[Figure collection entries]
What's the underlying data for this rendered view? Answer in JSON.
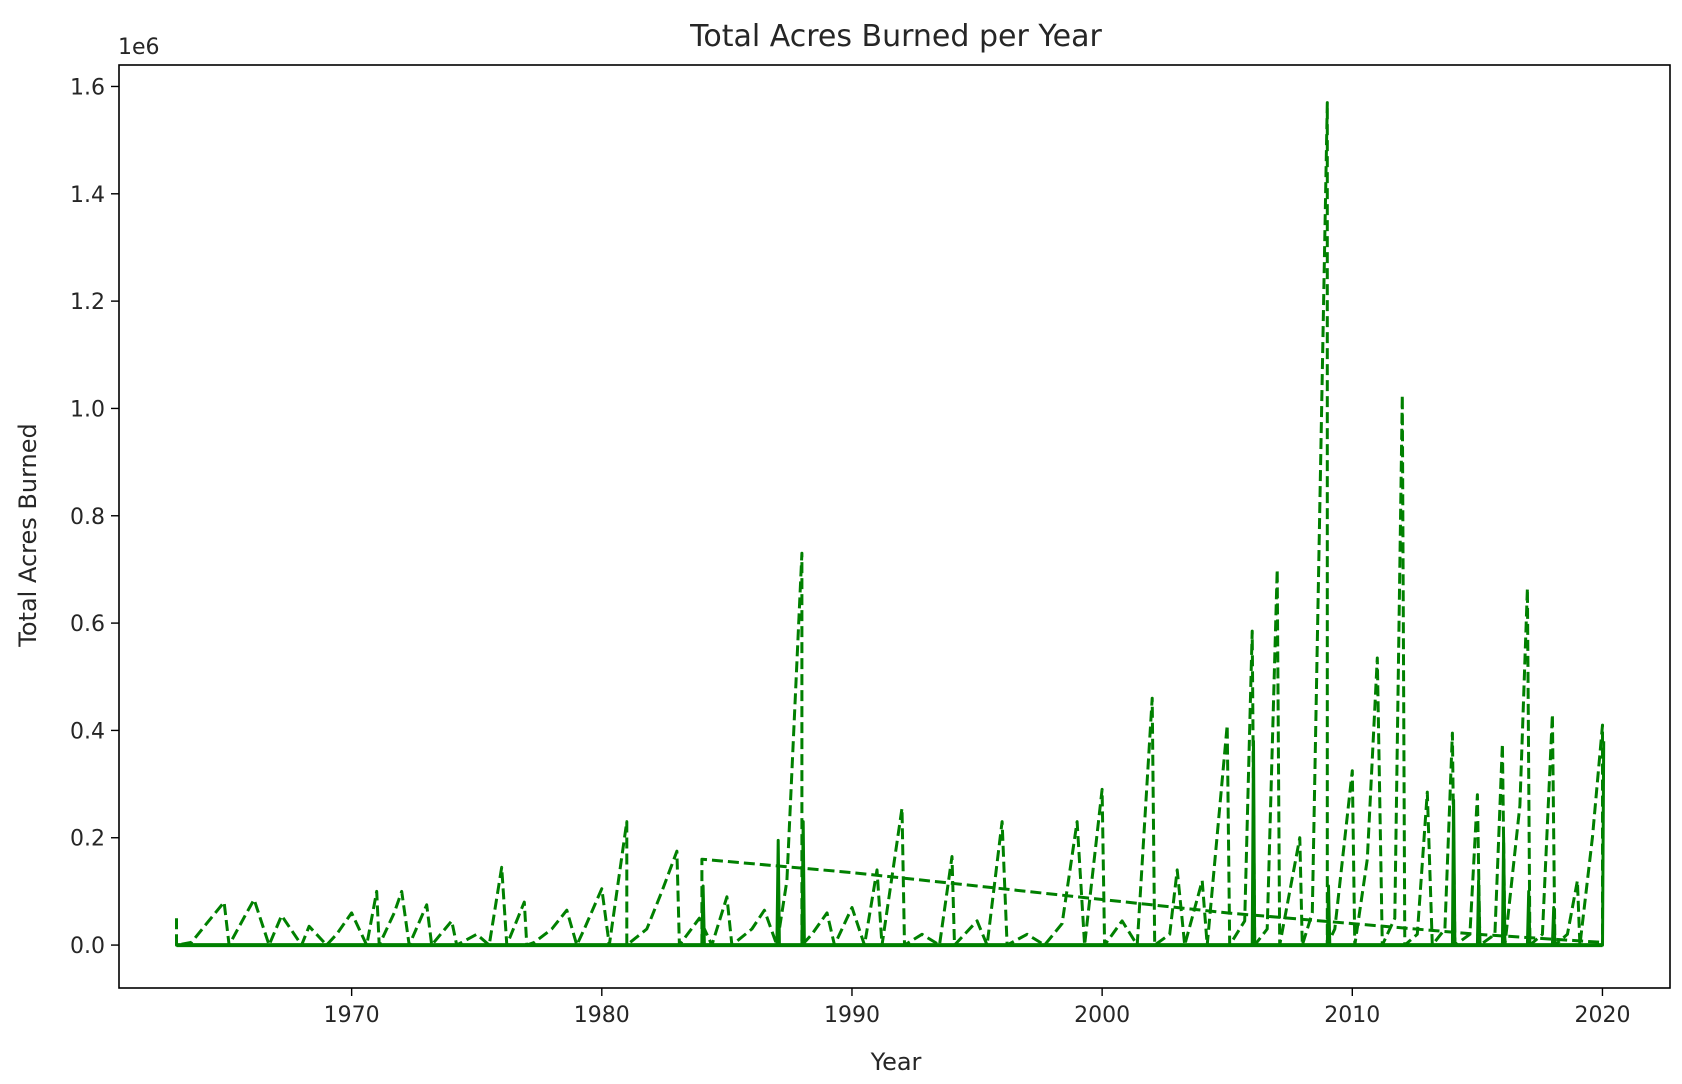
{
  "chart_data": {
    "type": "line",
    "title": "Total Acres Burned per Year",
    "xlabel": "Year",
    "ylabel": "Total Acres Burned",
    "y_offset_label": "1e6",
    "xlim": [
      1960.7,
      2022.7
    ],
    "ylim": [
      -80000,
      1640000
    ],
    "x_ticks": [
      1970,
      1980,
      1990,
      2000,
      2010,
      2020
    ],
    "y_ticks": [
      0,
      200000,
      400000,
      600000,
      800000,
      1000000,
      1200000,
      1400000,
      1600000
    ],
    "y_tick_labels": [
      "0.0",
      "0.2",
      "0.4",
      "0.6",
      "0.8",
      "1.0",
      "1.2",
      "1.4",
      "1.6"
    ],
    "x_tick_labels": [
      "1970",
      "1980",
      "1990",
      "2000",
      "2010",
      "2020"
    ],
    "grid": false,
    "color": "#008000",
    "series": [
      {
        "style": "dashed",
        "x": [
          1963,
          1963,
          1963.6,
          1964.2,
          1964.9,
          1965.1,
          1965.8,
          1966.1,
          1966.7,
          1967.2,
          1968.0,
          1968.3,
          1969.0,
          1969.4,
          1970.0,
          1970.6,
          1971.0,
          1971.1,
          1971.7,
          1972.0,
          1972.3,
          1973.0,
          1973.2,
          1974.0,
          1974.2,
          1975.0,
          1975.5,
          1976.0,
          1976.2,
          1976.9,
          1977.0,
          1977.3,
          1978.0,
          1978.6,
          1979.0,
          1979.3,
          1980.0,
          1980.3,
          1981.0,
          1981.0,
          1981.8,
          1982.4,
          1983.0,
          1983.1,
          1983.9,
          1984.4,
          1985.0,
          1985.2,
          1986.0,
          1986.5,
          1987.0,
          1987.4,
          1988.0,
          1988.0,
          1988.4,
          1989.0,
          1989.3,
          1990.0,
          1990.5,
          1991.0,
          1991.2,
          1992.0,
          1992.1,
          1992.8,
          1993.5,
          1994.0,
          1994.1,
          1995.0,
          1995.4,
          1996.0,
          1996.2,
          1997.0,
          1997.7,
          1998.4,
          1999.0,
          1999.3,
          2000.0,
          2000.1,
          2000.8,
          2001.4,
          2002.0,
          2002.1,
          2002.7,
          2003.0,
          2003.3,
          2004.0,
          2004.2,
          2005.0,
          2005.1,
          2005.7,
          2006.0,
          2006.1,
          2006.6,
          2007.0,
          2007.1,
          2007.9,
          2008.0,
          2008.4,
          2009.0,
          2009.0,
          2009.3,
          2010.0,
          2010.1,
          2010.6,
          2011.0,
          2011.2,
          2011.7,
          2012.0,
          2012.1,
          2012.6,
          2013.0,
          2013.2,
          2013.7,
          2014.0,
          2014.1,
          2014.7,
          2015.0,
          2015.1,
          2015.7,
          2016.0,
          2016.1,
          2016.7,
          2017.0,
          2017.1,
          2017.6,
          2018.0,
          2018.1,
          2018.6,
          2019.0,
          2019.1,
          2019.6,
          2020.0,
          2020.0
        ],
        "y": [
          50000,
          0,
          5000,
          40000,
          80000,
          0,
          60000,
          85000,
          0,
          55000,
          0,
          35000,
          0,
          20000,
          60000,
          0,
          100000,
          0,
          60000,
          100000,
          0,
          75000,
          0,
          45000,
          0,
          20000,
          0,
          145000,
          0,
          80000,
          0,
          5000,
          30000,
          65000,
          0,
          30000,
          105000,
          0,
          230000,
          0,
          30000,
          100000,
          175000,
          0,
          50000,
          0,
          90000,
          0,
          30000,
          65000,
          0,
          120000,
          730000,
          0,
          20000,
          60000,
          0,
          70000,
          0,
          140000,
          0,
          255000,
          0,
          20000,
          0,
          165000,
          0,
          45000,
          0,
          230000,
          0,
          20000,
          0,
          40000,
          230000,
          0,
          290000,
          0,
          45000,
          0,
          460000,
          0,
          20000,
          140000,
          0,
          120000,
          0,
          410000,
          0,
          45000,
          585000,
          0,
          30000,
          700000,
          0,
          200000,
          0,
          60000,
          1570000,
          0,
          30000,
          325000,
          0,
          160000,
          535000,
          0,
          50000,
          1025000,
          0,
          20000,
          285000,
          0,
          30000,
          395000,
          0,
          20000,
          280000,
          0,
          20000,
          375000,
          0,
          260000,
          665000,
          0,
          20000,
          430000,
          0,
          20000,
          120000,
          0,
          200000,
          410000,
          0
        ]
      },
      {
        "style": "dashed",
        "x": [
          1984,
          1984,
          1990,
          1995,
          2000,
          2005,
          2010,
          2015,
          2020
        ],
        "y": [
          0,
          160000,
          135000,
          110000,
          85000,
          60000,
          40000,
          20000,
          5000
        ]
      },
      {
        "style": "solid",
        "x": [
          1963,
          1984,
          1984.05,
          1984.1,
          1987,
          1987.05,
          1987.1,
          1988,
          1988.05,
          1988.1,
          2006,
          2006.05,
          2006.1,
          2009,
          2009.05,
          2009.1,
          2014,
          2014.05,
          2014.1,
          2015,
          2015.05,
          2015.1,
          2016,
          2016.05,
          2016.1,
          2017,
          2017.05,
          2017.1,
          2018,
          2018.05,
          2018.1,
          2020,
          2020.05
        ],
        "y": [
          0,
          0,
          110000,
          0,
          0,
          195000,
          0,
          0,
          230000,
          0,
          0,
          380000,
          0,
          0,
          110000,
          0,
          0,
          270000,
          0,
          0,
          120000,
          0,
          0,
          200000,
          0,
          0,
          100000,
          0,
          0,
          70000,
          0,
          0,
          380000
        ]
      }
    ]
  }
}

...

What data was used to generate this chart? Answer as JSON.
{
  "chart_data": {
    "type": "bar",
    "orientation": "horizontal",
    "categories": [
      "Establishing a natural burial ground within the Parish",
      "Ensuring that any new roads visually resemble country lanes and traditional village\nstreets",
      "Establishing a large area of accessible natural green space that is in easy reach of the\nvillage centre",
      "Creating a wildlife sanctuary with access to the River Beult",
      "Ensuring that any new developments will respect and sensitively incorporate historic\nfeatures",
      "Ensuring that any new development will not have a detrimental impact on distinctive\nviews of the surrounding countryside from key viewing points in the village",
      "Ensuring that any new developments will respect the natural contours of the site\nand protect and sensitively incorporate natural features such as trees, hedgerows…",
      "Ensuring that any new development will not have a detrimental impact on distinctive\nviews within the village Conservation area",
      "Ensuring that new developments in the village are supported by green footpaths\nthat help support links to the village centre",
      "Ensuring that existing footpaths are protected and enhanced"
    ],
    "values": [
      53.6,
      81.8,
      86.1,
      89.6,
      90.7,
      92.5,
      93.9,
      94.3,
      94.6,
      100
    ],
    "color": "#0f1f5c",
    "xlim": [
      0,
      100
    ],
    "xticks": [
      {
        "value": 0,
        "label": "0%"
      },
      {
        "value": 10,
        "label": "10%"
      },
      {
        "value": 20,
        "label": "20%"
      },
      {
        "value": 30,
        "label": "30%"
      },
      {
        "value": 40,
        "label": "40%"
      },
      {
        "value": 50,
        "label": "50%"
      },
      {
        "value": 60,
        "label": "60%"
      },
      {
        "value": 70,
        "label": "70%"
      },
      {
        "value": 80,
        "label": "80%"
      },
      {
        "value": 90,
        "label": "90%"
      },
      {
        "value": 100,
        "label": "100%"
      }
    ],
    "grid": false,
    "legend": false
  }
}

INSTRUCTIONS FOR THE TASK: Say how many lines in the records hold "Total", with the number as the whole reply.

FINAL RESULT: 2